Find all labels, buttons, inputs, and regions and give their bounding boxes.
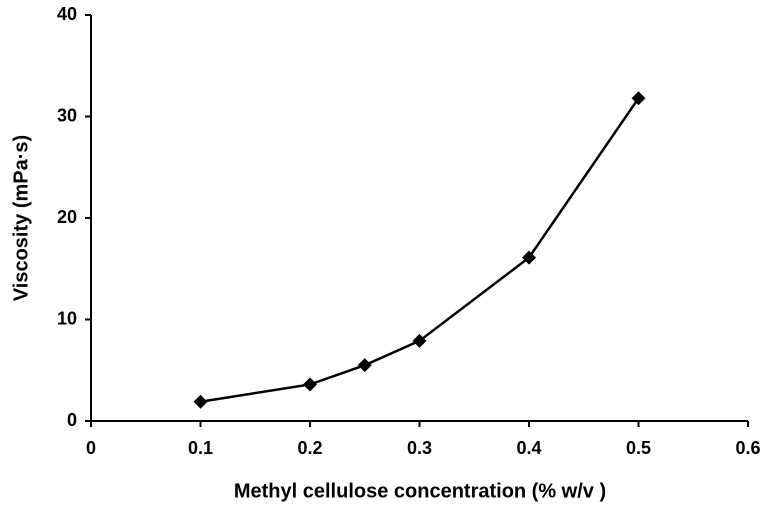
x-tick-label: 0.5 xyxy=(626,438,651,458)
y-tick-label: 30 xyxy=(57,105,77,125)
x-tick-label: 0 xyxy=(86,438,96,458)
data-point xyxy=(412,333,427,348)
x-tick-label: 0.4 xyxy=(516,438,541,458)
y-axis-title: Viscosity (mPa·s) xyxy=(10,135,32,301)
x-tick-label: 0.2 xyxy=(297,438,322,458)
data-line xyxy=(200,97,640,403)
x-axis-title: Methyl cellulose concentration (% w/v ) xyxy=(234,480,606,502)
y-tick-label: 20 xyxy=(57,207,77,227)
data-point xyxy=(357,358,372,373)
x-tick-label: 0.6 xyxy=(735,438,760,458)
data-point xyxy=(631,91,646,106)
y-tick-label: 10 xyxy=(57,308,77,328)
x-tick-label: 0.1 xyxy=(188,438,213,458)
x-tick-label: 0.3 xyxy=(407,438,432,458)
y-tick-label: 0 xyxy=(67,410,77,430)
y-tick-label: 40 xyxy=(57,4,77,24)
data-point xyxy=(522,250,536,265)
data-point xyxy=(303,377,317,392)
data-point xyxy=(193,394,208,409)
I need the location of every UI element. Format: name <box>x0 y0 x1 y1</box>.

════════════════════

Puoi riportare in una tabella Markdown, con le colonne N. e Riga, le righe delle voci dall'inizio fino alla riga che contiene "data-point xyxy=(412,333,427,348)", inclusa, tralasciando quelle vuote? Escludi le immagini dalla risposta.

§ SOLUZIONE:
| N. | Riga |
|---|---|
| 1 | Find all labels, buttons, inputs, and regions and give their bounding boxes. |
| 2 | x-tick-label: 0.5 xyxy=(626,438,651,458) |
| 3 | y-tick-label: 30 xyxy=(57,105,77,125) |
| 4 | x-tick-label: 0 xyxy=(86,438,96,458) |
| 5 | data-point xyxy=(412,333,427,348) |